▸ Aim of the task: Report every line in the listing that contains the string "made".

▸ Collection entries:
┄┄┄┄┄┄┄┄┄┄┄┄┄┄┄┄┄┄┄┄
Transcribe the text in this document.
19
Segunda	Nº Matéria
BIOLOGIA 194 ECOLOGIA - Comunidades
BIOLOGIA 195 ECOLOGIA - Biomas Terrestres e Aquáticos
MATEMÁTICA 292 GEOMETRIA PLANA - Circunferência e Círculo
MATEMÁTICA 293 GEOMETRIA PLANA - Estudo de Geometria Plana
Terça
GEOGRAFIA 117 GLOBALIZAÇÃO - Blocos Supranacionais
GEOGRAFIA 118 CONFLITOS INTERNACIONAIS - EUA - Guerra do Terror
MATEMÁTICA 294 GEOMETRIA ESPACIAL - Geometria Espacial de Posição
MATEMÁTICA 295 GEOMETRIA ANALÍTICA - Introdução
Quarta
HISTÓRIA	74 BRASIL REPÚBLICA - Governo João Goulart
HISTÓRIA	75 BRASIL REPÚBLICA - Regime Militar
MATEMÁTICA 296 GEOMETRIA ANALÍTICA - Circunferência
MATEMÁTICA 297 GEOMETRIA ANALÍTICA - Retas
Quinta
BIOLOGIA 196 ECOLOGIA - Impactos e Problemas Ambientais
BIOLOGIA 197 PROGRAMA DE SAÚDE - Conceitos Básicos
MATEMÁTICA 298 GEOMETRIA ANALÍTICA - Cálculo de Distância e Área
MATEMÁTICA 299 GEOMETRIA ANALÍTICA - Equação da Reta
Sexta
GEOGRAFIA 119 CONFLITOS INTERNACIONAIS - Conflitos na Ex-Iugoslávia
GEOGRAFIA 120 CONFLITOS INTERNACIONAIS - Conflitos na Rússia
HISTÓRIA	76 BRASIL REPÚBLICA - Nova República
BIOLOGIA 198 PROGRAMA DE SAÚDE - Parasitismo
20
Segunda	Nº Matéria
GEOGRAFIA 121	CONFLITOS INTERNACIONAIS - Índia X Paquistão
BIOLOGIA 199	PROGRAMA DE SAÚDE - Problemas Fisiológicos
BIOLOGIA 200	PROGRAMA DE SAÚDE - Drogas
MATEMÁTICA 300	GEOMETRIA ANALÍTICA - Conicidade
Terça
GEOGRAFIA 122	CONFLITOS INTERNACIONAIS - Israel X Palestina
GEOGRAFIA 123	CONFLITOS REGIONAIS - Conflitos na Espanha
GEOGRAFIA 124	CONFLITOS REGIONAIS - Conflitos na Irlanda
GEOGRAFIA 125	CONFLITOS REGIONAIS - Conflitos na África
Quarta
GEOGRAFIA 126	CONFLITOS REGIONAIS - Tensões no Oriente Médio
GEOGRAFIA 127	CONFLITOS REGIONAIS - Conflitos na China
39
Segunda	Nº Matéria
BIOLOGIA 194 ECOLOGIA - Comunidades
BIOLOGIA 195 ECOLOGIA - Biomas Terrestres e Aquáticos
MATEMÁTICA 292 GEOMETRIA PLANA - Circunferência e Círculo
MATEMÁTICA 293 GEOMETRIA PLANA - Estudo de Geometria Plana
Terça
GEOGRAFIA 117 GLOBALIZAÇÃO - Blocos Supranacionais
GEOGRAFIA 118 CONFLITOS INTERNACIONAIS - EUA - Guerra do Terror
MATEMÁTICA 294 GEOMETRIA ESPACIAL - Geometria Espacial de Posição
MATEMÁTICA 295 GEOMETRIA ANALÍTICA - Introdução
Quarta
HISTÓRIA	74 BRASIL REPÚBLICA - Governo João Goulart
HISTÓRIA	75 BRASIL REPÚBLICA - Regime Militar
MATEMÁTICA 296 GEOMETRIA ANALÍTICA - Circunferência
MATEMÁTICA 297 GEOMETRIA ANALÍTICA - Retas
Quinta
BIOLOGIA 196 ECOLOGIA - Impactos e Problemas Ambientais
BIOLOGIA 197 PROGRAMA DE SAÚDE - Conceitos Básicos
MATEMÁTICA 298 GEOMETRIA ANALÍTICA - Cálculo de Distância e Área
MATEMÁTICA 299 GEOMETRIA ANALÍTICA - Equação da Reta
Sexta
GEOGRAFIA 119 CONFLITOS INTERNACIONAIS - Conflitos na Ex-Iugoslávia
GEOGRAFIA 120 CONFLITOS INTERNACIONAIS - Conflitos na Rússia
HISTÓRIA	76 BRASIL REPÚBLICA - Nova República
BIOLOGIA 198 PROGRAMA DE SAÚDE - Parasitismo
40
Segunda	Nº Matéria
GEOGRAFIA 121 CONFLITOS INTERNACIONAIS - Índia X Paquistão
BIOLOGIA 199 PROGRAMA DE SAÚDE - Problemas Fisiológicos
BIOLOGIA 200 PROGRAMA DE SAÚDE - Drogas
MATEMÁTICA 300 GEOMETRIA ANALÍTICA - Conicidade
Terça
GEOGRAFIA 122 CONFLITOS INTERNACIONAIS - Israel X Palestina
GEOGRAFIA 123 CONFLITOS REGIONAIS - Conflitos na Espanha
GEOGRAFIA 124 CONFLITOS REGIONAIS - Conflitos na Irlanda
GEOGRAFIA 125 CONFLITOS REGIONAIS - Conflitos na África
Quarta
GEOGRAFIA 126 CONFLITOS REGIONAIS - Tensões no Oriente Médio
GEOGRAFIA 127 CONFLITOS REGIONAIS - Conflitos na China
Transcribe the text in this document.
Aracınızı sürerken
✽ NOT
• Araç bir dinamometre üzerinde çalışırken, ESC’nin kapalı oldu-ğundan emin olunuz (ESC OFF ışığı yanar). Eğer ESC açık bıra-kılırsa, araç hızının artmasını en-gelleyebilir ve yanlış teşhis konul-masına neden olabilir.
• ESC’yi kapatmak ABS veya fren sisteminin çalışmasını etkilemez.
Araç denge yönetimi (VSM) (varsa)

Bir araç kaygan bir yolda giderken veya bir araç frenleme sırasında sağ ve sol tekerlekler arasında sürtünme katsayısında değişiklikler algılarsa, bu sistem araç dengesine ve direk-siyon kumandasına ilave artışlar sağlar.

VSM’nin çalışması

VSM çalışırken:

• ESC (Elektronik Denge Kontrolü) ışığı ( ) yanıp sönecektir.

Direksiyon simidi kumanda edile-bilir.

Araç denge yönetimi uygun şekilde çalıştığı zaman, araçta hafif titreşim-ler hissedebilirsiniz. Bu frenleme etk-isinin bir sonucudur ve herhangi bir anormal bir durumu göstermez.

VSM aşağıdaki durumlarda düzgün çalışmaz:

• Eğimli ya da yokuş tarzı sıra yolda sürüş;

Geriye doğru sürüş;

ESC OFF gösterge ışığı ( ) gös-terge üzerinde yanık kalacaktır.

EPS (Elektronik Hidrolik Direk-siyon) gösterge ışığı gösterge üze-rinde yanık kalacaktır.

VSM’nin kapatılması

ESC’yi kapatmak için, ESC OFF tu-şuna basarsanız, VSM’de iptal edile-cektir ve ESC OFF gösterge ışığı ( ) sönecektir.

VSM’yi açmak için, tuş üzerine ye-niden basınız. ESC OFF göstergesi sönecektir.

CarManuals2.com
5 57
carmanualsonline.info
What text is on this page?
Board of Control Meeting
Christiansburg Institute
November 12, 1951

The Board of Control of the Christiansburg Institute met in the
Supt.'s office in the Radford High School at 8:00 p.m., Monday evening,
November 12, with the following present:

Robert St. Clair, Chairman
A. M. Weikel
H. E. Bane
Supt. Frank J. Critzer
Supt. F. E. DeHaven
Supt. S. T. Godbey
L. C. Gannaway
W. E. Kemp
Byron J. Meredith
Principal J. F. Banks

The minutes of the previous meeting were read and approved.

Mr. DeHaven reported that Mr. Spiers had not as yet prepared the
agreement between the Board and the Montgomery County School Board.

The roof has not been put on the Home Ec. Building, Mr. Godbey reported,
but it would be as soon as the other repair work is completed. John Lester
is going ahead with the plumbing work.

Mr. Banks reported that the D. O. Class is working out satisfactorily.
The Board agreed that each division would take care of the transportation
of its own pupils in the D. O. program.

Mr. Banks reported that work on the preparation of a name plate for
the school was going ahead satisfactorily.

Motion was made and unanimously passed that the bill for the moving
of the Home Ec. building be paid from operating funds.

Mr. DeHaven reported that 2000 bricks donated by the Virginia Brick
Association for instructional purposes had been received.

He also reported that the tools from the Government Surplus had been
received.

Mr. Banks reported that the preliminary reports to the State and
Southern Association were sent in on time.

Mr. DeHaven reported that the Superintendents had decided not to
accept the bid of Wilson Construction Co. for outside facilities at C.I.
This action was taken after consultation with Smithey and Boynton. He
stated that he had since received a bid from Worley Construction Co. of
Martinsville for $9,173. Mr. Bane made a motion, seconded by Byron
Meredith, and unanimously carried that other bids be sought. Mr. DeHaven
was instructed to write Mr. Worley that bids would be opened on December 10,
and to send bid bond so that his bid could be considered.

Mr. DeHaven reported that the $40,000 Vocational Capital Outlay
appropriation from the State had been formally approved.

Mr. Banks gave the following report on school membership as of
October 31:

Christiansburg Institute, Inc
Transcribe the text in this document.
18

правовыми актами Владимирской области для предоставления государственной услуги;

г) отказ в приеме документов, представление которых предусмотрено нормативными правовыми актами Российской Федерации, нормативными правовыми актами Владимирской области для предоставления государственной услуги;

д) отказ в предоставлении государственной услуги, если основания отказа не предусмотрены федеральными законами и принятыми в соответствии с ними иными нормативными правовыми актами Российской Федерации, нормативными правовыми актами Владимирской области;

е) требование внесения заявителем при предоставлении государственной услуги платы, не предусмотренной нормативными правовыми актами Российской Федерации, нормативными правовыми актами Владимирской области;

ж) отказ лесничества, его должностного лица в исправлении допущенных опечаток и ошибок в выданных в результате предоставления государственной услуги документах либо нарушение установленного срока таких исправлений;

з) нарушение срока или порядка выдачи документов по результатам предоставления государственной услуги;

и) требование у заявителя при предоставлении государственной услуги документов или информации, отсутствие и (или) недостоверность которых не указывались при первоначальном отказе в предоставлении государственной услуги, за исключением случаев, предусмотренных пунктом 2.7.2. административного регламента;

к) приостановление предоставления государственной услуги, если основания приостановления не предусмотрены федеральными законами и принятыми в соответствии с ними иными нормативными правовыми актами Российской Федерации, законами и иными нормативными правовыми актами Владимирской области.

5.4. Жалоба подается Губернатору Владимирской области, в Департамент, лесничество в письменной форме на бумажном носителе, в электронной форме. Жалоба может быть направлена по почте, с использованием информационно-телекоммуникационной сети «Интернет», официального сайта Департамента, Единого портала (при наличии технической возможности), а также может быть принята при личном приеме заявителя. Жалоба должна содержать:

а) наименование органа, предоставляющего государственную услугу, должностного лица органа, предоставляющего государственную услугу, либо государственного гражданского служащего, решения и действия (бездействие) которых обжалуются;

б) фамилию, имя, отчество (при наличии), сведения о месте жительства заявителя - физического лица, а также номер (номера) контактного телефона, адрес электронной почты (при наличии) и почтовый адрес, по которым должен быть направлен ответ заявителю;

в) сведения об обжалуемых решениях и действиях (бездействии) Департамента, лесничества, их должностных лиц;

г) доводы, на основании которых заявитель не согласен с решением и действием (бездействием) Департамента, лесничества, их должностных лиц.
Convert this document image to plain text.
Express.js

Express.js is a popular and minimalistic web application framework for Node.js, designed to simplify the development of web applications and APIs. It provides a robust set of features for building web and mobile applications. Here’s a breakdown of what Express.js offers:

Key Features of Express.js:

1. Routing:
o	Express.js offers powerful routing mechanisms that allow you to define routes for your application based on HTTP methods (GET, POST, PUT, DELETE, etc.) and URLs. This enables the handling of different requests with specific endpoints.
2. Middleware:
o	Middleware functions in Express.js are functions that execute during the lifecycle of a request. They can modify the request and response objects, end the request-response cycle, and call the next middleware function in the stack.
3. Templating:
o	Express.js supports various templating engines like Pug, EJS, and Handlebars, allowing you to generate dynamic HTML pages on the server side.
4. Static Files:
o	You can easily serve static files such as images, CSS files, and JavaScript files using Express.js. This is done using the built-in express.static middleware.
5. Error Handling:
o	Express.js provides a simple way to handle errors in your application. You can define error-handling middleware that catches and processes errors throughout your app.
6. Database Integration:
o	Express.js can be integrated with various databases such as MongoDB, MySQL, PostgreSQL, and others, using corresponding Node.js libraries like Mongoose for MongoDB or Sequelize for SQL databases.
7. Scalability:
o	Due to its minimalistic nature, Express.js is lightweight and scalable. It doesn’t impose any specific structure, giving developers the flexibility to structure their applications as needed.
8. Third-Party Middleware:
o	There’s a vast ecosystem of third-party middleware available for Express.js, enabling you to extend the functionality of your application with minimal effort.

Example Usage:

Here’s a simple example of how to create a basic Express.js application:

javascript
┄┄┄┄┄┄┄┄┄┄┄┄┄┄┄┄┄┄┄┄
▸ Task result:
Motion was made and unanimously passed that the bill for the moving
Martinsville for $9,173. Mr. Bane made a motion, seconded by Byron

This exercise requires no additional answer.